### Exercise objective
Below are the records. Count the lines containing the string "content", and reply with the number alone.

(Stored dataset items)
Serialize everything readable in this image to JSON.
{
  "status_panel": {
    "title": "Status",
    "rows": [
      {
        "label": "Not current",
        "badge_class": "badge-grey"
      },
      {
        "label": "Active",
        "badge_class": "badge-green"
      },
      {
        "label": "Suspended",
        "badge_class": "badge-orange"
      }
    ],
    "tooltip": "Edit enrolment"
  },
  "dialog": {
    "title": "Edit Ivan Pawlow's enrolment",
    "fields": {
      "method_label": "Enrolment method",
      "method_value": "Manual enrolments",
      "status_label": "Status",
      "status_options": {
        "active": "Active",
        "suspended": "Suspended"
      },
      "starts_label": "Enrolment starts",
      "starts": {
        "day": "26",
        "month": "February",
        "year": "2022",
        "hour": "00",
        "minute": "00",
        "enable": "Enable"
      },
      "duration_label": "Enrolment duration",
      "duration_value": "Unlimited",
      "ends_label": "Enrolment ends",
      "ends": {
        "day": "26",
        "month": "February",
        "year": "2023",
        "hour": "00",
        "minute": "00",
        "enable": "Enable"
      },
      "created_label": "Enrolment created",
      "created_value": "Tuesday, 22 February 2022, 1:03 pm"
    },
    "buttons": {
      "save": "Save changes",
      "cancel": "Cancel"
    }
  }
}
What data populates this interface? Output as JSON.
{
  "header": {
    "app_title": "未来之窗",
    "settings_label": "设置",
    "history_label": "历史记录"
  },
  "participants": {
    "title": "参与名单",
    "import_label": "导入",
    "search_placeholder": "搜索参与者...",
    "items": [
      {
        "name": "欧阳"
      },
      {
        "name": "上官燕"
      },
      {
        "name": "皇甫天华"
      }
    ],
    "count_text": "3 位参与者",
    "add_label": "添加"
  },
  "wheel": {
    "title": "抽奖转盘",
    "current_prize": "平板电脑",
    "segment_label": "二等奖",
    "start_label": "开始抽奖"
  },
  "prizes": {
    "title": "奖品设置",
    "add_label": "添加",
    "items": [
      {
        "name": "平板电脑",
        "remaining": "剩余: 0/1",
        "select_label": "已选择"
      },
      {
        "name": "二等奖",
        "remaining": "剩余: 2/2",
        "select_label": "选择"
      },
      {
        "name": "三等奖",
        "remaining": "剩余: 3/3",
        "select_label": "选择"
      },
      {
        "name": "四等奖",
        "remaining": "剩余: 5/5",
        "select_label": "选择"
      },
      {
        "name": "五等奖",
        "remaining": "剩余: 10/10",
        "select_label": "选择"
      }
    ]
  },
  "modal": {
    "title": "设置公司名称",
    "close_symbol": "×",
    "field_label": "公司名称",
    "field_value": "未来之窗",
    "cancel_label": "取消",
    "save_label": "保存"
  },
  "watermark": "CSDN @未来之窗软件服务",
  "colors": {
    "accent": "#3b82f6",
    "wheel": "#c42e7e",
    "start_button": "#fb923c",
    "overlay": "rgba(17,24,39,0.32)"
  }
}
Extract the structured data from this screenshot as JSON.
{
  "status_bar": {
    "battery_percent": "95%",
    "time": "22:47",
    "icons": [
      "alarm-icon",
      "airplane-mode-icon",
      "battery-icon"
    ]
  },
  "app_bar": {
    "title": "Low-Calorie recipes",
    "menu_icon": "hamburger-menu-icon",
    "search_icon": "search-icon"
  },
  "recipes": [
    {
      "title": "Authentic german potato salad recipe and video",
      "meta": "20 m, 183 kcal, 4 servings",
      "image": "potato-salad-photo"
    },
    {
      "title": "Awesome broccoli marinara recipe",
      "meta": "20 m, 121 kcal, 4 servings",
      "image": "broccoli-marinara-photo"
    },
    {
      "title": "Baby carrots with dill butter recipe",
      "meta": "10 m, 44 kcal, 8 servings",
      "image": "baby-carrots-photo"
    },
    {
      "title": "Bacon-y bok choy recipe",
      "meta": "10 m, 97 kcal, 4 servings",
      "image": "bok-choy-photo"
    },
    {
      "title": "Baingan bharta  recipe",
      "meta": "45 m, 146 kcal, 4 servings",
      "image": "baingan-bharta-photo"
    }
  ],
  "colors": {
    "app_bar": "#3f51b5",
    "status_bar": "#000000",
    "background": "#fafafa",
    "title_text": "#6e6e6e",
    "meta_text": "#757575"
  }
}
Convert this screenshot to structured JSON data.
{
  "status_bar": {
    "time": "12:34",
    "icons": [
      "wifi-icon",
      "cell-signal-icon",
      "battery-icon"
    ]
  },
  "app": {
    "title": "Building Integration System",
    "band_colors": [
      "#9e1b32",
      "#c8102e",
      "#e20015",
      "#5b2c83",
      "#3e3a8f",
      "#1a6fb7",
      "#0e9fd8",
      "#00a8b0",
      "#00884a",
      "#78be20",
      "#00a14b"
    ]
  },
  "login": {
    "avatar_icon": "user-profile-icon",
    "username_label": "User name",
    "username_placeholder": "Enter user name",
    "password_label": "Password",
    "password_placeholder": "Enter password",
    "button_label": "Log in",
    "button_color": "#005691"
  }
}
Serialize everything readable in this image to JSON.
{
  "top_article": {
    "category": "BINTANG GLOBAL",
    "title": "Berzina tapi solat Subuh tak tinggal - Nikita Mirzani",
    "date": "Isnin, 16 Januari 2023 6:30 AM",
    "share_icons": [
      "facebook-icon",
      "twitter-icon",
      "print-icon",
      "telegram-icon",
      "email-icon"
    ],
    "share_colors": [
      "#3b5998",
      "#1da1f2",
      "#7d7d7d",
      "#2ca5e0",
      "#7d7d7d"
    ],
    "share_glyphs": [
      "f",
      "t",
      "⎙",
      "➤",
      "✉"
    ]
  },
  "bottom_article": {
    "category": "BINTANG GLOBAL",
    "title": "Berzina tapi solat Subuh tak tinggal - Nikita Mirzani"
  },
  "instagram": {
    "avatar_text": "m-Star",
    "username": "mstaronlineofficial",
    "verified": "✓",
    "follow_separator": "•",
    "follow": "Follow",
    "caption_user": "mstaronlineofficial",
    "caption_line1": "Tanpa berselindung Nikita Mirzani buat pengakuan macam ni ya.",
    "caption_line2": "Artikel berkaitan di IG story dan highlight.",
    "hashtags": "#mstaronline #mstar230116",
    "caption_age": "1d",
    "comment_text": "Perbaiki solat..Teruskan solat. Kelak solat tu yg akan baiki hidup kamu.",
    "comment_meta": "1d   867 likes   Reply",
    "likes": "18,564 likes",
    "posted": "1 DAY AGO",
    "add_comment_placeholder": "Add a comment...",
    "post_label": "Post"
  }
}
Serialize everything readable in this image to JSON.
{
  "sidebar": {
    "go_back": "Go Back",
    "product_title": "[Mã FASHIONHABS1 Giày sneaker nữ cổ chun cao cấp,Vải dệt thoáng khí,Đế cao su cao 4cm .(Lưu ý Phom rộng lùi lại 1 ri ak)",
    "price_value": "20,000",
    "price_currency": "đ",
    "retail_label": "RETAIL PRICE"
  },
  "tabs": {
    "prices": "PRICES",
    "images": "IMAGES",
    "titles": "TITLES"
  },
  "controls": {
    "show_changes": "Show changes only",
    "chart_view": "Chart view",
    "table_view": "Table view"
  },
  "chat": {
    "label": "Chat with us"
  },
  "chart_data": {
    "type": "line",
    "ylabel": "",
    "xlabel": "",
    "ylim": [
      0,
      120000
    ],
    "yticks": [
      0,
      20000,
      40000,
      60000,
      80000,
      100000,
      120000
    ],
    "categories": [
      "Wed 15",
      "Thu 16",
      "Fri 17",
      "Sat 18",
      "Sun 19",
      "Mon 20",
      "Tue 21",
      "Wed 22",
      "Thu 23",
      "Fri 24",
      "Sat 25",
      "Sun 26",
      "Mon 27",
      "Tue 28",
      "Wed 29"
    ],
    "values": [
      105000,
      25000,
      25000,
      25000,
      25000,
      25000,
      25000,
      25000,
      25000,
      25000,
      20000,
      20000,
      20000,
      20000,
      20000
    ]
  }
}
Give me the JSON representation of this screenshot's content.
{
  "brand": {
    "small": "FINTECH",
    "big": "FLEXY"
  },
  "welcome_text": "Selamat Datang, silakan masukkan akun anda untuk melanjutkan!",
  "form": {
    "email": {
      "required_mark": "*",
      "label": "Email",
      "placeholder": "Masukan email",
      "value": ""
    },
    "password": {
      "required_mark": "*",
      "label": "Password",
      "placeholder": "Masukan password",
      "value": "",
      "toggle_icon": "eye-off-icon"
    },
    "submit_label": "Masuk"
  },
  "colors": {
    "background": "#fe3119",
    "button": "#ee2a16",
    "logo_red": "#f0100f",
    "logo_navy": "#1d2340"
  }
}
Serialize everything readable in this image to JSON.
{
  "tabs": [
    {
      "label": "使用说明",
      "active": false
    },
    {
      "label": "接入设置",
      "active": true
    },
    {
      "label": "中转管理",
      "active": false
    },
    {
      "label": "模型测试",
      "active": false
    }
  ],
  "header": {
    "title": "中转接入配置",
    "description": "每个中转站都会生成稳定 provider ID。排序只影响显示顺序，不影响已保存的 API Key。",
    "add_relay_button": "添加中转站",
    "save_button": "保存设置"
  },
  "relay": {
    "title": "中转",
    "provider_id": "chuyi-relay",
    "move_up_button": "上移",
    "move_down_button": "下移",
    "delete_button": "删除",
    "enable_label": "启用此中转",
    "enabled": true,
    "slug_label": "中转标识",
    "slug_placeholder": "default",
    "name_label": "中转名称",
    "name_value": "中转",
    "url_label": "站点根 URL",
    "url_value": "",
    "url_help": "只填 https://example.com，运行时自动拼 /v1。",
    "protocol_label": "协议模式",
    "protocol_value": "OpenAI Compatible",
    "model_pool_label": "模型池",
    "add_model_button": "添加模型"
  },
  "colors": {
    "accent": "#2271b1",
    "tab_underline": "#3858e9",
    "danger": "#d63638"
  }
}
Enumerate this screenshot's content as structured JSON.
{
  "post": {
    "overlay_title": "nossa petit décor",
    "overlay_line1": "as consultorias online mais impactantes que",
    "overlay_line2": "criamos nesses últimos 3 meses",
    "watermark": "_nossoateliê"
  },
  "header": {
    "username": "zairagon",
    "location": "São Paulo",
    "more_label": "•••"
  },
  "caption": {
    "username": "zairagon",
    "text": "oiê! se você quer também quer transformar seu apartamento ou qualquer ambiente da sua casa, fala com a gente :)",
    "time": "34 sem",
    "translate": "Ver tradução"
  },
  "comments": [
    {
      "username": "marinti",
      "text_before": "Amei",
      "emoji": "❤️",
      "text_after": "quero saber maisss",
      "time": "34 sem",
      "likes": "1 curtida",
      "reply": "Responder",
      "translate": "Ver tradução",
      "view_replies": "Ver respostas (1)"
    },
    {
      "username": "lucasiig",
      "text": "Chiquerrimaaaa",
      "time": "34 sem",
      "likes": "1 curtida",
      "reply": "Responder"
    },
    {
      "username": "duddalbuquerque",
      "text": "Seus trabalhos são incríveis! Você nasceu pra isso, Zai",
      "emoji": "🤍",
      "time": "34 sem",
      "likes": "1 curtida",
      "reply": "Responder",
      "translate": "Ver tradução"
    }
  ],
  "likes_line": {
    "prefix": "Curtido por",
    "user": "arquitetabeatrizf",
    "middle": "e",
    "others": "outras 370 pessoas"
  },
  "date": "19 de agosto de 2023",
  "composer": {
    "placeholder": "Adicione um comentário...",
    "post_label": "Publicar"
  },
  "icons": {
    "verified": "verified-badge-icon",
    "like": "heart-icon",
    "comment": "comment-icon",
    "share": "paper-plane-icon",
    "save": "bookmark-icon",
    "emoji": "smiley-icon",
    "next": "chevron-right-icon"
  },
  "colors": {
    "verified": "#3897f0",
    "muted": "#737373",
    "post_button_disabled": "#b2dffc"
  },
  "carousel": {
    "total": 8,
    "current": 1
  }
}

### Answer to this problem
2